■ STATED PROBLEM: Below are some records. Pull every line that contains the word "проч".

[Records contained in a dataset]
_ _ _ _ _

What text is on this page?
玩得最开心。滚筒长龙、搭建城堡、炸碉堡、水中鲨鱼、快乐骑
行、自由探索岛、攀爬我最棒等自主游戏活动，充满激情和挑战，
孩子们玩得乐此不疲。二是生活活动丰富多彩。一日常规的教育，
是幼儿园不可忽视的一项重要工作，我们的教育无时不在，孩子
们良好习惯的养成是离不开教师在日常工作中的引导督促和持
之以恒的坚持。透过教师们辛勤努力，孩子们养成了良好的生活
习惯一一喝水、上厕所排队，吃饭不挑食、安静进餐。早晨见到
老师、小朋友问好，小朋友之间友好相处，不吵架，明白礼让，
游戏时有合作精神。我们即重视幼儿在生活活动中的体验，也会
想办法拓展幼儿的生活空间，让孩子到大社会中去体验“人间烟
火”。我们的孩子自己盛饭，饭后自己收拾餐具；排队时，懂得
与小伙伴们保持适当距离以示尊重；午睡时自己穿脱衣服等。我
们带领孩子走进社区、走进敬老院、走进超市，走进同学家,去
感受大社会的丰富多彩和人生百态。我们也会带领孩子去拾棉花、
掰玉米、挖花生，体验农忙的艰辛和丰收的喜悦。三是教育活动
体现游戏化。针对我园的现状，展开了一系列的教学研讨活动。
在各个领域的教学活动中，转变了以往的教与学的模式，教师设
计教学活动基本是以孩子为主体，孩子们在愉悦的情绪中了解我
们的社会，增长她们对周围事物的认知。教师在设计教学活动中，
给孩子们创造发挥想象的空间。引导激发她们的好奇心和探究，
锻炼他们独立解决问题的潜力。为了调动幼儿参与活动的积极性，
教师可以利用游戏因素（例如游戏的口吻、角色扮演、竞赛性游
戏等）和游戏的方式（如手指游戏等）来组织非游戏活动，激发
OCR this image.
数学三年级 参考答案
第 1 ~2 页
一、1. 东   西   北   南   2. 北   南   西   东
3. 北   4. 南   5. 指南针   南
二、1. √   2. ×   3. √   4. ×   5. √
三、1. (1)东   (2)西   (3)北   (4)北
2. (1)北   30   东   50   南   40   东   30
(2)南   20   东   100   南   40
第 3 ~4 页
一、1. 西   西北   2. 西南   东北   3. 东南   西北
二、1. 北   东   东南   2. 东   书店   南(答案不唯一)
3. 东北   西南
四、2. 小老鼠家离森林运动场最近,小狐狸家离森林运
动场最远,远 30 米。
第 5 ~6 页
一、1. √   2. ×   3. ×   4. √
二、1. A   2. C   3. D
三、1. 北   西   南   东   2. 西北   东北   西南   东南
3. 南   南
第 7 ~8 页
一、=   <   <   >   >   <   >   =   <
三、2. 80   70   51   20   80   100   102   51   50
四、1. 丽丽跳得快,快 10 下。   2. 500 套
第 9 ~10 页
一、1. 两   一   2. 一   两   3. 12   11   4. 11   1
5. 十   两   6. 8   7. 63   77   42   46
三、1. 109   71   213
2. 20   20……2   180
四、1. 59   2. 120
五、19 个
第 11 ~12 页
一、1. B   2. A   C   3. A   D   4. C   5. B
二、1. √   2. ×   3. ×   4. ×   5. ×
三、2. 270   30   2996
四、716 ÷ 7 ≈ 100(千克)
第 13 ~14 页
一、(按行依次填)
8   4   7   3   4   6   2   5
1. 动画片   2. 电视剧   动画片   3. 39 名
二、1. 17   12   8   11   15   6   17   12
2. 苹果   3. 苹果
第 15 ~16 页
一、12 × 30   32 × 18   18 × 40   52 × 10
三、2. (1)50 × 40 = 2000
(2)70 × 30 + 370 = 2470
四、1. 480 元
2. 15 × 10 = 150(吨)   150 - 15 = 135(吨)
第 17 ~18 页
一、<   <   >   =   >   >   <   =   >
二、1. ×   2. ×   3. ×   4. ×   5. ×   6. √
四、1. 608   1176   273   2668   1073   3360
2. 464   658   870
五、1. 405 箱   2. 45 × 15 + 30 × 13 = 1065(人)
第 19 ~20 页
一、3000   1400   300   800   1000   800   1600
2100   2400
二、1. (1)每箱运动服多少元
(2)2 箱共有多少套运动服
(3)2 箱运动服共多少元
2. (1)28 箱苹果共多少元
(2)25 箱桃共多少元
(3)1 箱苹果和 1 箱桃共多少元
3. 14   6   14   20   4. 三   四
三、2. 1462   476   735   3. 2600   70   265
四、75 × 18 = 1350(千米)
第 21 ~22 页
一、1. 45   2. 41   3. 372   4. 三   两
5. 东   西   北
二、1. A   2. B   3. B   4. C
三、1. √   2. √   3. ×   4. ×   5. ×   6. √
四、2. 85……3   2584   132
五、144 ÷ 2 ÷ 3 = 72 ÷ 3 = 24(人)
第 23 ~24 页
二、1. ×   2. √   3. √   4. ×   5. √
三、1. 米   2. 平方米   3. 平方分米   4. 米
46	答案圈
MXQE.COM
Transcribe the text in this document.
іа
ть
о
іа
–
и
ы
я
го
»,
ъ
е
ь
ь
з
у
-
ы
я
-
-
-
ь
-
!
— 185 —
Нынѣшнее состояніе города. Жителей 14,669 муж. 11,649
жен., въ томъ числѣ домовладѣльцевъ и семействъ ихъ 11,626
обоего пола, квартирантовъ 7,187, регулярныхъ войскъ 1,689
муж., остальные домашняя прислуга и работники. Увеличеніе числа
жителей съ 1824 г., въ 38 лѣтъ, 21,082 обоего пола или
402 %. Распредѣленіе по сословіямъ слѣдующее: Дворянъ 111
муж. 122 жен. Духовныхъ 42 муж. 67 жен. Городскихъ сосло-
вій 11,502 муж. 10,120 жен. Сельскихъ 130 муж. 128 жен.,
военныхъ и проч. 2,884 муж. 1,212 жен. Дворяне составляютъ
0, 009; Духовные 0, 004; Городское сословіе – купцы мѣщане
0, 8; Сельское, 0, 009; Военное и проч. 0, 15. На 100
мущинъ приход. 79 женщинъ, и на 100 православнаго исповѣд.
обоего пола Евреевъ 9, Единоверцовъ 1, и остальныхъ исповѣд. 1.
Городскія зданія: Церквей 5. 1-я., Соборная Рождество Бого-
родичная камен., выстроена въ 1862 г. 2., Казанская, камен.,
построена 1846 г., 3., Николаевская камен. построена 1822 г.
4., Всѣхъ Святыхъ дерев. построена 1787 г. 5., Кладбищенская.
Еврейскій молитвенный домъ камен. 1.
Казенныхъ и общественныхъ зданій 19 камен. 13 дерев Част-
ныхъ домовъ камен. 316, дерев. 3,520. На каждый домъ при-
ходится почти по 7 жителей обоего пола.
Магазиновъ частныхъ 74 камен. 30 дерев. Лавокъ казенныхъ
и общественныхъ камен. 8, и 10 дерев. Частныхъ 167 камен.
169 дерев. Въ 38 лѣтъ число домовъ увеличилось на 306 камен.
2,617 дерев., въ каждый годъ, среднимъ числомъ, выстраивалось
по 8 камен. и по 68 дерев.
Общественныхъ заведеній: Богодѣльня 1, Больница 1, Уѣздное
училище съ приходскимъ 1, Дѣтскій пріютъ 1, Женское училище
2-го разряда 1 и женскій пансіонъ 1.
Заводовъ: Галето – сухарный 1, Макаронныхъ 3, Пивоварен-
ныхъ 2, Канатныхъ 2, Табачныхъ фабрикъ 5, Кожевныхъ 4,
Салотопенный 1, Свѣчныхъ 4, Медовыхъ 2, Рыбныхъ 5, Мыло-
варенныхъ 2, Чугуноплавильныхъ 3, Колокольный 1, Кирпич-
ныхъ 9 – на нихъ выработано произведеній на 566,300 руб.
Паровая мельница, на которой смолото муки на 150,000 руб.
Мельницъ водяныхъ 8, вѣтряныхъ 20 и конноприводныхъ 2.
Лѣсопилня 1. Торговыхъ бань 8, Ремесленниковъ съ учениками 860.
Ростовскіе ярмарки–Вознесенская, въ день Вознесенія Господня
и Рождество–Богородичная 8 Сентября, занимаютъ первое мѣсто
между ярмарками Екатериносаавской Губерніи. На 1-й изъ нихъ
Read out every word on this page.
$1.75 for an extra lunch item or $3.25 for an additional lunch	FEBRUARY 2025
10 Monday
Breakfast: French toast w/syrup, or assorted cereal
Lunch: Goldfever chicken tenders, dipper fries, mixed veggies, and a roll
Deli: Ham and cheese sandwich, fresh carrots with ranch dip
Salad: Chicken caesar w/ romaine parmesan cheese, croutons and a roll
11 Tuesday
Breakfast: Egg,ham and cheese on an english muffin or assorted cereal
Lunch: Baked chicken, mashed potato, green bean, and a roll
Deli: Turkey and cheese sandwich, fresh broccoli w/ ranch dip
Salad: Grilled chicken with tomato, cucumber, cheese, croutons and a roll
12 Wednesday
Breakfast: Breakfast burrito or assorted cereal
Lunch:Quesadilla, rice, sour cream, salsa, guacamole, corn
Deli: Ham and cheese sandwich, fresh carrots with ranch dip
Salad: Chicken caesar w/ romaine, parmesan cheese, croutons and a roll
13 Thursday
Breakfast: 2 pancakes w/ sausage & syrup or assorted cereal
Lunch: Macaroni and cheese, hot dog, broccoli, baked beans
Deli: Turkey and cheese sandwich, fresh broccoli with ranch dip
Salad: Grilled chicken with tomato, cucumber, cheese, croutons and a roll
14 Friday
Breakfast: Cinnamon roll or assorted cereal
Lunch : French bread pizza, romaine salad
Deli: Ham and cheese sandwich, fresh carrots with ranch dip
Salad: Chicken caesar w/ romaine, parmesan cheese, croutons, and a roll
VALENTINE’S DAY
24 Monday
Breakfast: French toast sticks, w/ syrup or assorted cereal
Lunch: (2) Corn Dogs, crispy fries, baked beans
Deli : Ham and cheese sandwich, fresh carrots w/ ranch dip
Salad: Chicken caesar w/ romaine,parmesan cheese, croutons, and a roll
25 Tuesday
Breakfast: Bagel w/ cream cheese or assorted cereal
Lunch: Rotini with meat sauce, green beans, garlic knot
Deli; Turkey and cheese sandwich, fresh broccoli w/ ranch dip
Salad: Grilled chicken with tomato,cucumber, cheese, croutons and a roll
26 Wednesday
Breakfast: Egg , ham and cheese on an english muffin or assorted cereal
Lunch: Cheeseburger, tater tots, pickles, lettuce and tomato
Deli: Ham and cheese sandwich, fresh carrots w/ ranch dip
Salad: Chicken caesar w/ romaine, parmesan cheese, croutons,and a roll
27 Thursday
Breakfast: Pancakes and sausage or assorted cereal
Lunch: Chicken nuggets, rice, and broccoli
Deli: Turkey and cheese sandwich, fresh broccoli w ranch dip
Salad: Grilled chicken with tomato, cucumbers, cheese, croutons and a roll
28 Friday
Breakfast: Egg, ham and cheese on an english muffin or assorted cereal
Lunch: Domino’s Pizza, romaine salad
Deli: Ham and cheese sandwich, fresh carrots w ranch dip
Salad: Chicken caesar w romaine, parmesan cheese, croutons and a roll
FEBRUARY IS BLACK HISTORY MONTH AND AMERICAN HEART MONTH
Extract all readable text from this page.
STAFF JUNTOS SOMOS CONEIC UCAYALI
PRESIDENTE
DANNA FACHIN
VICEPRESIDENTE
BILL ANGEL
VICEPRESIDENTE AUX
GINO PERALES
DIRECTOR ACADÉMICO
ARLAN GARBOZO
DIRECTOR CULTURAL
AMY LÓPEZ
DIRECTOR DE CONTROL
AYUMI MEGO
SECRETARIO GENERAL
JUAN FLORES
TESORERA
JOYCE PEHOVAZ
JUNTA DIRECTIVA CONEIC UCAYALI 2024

_ _ _ _ _

■ CORRECT RESULT:
военныхъ и проч. 2,884 муж. 1,212 жен. Дворяне составляютъ
0, 8; Сельское, 0, 009; Военное и проч. 0, 15. На 100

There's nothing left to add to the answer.